_Texto de lectura_
________________________________________

Trabajar para mi jefe es tener 10 horas de estrés al día, las cuales se inician desde el minuto en que piso la alfombra de esa oficina a las 9 de la mañana, aproximadamente. Se interrumpe por una gratificante hora en la que salgo a comer algo, tomar una bebida, o simplemente respirar un poco de aire no contaminado de estrés. De regreso, a las 2 de la tarde más o menos, nuevamente mi cuerpo se tensa, mis nervios se escabullen, mi tranquilidad huye despavorida y no regresa hasta un poco después de las 7 de la noche, hora en la que, sintiéndome cual sobreviviente, emprendo el regreso a casa.

Al día siguiente, la historia se repite, con mínimas variaciones de intensidad.

Lo peculiar de todo esto es que, aparentemente, todo es cuestión de costumbre. Creo que podría decir, sin miedo a equivocarme, que el estrés / nervios / ansiedad / ataques de pánico cuando ese hombre pisa la oficina, que cada miembro del estudio de abogados donde trabajo siente, es inversamente proporcional al tiempo que lleva trabajando para él: a las secretarias, a quienes les prendería una vela en un altar, con sus alrededor de 30 años en esa oficina, ya no se les mueve un solo pelo ante su presencia. A mí, con menos de tres meses ahí, se me escarapela la piel con solo verlo, aun que lo disimulo bien gracias a mi carácter tan rebelde y orgulloso (y a que estoy bañada en aceite, claro).

________________________________________

_Consigna A_
¿Puedes transcribir del texto sobre el estrés laboral el fragmento entre "Al día siguiente, la" y "en aceite, claro).", ambos incluidos?
_Consigna B_
Según el texto sobre el estrés laboral, ¿son ciertas estas afirmaciones? Responde sí o no a cada una y cita las palabras exactas del texto que lo deciden. (i) La pausa para comer dura una hora. (ii) Quien narra lleva más de un año trabajando en la oficina. (iii) Las secretarias llevan alrededor de 30 años en esa oficina.
_Consigna C_
¿Podrías proseguir el texto sobre el estrés laboral a partir de donde termina?
No hace falta consultar el listado.

_Listado adjunto_
________________________________________

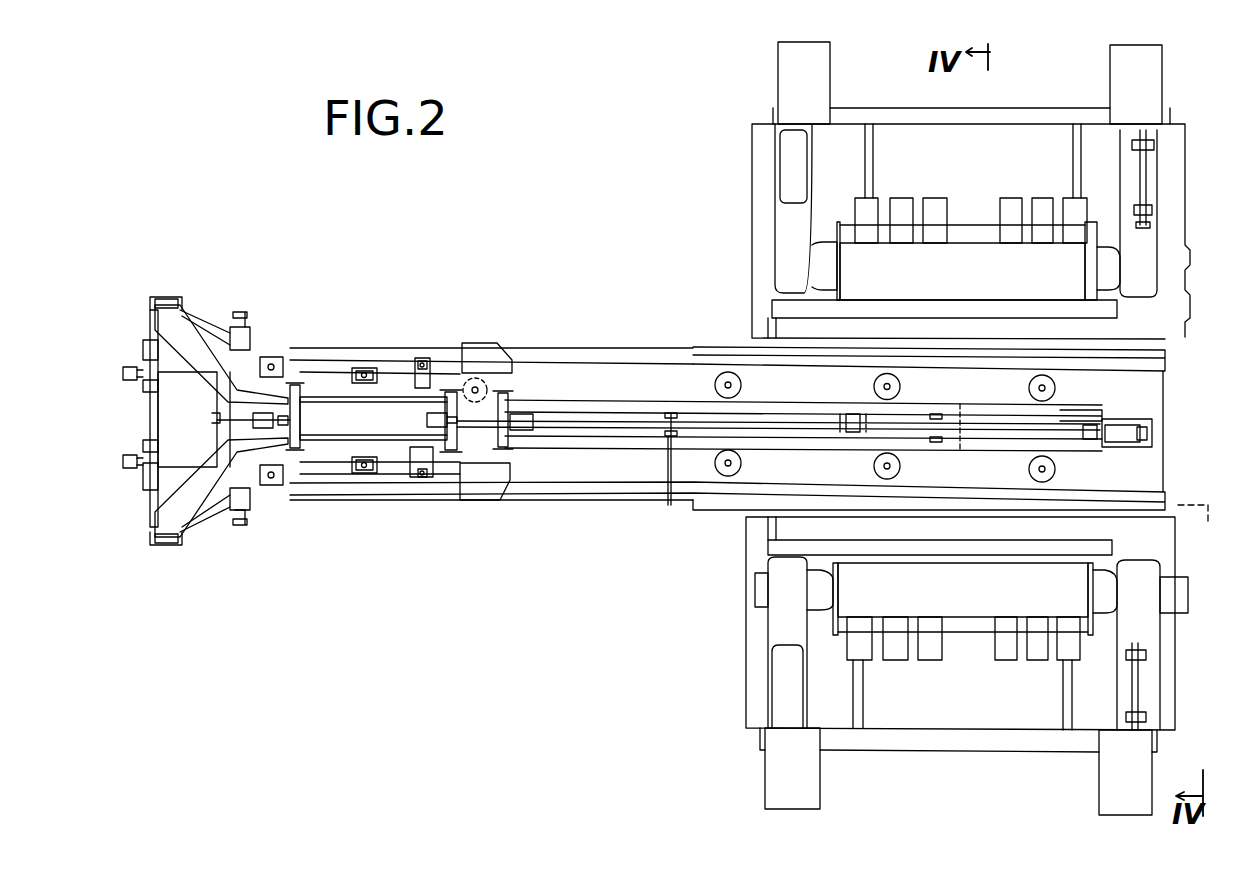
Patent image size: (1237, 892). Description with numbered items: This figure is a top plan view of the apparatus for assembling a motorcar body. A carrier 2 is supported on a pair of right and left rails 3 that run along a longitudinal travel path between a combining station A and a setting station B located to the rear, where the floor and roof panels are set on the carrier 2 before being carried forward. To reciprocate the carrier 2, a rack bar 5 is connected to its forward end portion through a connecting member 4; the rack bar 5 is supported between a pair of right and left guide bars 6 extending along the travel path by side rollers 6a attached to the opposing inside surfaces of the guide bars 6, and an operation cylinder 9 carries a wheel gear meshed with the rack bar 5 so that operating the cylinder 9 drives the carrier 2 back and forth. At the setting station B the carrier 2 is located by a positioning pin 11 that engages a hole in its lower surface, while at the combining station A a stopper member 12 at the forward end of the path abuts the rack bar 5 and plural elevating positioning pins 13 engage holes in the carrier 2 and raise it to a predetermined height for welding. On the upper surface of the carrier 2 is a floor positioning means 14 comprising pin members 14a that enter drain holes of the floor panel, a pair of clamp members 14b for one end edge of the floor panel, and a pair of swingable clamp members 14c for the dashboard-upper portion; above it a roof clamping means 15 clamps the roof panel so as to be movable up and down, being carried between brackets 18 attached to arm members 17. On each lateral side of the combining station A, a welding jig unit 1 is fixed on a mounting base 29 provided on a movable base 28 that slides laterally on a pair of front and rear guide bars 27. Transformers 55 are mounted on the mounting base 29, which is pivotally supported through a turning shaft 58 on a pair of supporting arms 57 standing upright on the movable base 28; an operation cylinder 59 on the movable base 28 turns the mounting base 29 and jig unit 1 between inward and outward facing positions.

The welding jig unit 1 is at (1108, 318).
The carrier 2 is at (323, 462).
The rail 3 is at (574, 360).
The connecting member 4 is at (527, 430).
The rack bar 5 is at (540, 420).
The guide bar 6 is at (633, 440).
The side roller 6a is at (671, 440).
The operation cylinder 9 is at (960, 422).
The positioning pin 11 is at (475, 388).
The stopper member 12 is at (1088, 424).
The elevating positioning pin 13 is at (728, 463).
The floor positioning means 14 is at (364, 356).
The pin member 14a is at (365, 470).
The clamp member 14b is at (133, 372).
The swingable clamp member 14c is at (243, 332).
The roof clamping means 15 is at (298, 372).
The arm member 17 is at (187, 340).
The bracket 18 is at (392, 390).
The guide bar 27 is at (790, 63).
The movable base 28 is at (760, 182).
The mounting base 29 is at (976, 255).
The transformer 55 is at (936, 205).
The supporting arm 57 is at (790, 258).
The turning shaft 58 is at (825, 275).
The operation cylinder 59 is at (1147, 186).
The combining station A is at (918, 385).
The setting station B is at (332, 392).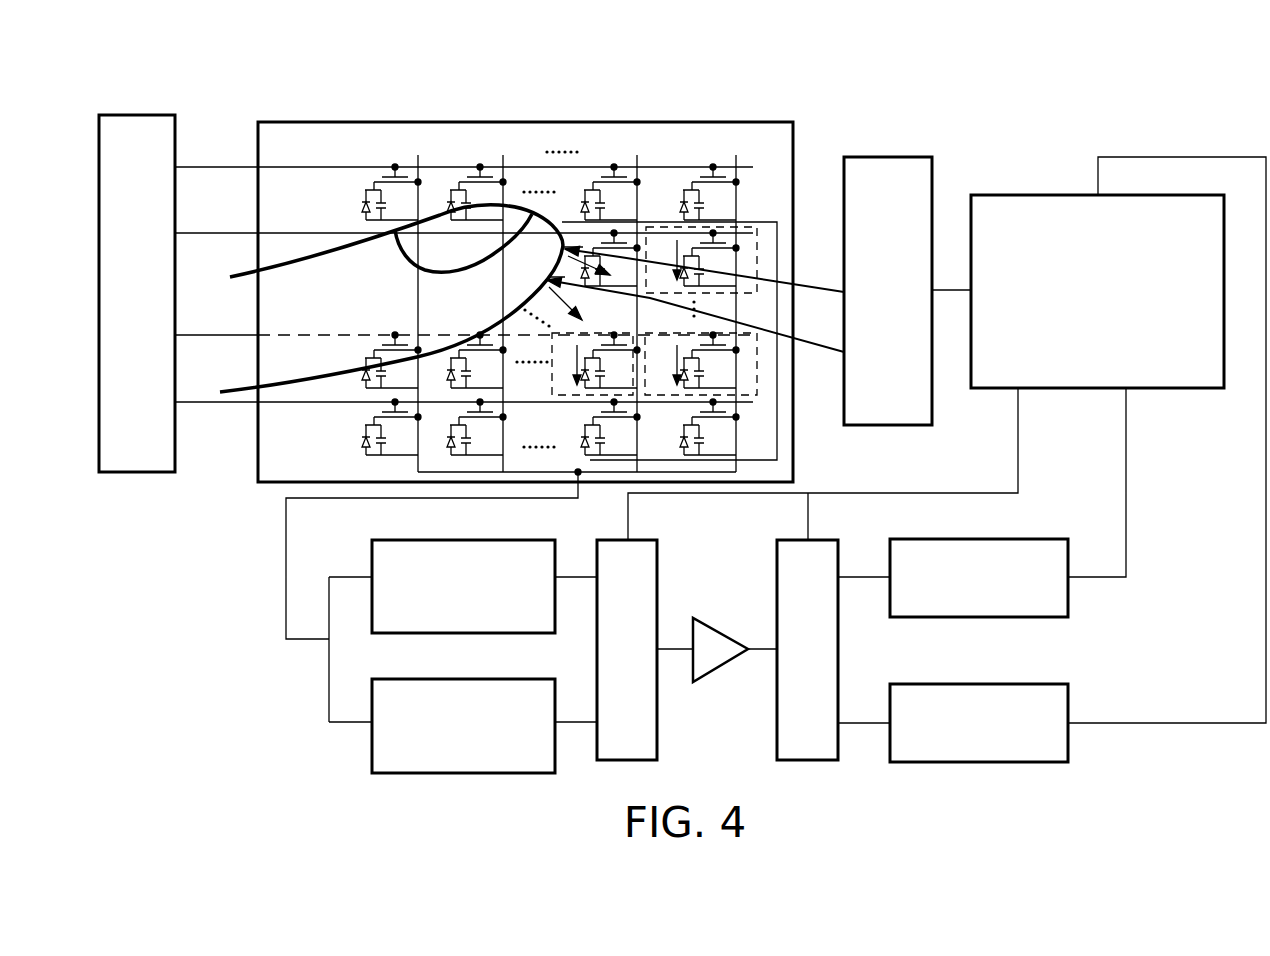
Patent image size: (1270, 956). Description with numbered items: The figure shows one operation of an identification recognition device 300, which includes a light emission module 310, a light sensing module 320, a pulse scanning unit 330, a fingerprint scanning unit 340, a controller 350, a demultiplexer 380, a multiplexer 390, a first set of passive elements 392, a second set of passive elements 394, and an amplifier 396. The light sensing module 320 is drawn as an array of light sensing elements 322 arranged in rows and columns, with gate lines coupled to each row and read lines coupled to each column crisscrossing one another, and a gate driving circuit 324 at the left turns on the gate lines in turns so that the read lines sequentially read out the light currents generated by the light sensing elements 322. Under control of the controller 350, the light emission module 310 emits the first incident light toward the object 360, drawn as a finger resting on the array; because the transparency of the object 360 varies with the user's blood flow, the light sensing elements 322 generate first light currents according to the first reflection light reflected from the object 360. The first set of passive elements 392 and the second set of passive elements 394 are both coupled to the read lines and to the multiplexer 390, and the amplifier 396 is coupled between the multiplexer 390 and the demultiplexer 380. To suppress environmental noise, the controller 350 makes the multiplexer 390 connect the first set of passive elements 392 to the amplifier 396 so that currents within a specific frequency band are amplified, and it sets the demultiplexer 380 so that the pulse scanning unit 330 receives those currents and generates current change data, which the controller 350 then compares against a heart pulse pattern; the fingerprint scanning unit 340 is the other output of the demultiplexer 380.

The identification recognition device 300 is at (1174, 118).
The light emission module 310 is at (878, 157).
The light sensing module 320 is at (686, 122).
The light sensing element 322 is at (757, 240).
The gate driving circuit 324 is at (147, 115).
The pulse scanning unit 330 is at (1020, 539).
The fingerprint scanning unit 340 is at (1020, 684).
The controller 350 is at (1010, 195).
The object 360 is at (250, 278).
The demultiplexer 380 is at (825, 540).
The multiplexer 390 is at (645, 540).
The first set of passive elements 392 is at (475, 540).
The second set of passive elements 394 is at (475, 679).
The amplifier 396 is at (722, 630).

________________________________________

_Resultado final A_
Al día siguiente, la historia se repite, con mínimas variaciones de intensidad.

Lo peculiar de todo esto es que, aparentemente, todo es cuestión de costumbre. Creo que podría decir, sin miedo a equivocarme, que el estrés / nervios / ansiedad / ataques de pánico cuando ese hombre pisa la oficina, que cada miembro del estudio de abogados donde trabajo siente, es inversamente proporcional al tiempo que lleva trabajando para él: a las secretarias, a quienes les prendería una vela en un altar, con sus alrededor de 30 años en esa oficina, ya no se les mueve un solo pelo ante su presencia. A mí, con menos de tres meses ahí, se me escarapela la piel con solo verlo, aun que lo disimulo bien gracias a mi carácter tan rebelde y orgulloso (y a que estoy bañada en aceite, claro).

_Resultado final B_
(i) Sí: «una gratificante hora en la que salgo a comer algo». (ii) No: «con menos de tres meses ahí». (iii) Sí: «con sus alrededor de 30 años en esa oficina».

_Resultado final C_
Recuerdo que cuando comencé a trabajar ahí, a inicios de marzo de este año, me divertía contándole a todo el mundo respecto a lo que para mí eran, aún, graciosas anécdotas: que habla hasta por los codos y no nos deja avanzar, que repite todo cinco veces, que se confunde de nombres, que nos da charlas de una hora respecto a la diferencia entre decir sino y si no o entre indeed e in fact. (si no las saben, pregúntenme! Les explicaré feliz! Jaja).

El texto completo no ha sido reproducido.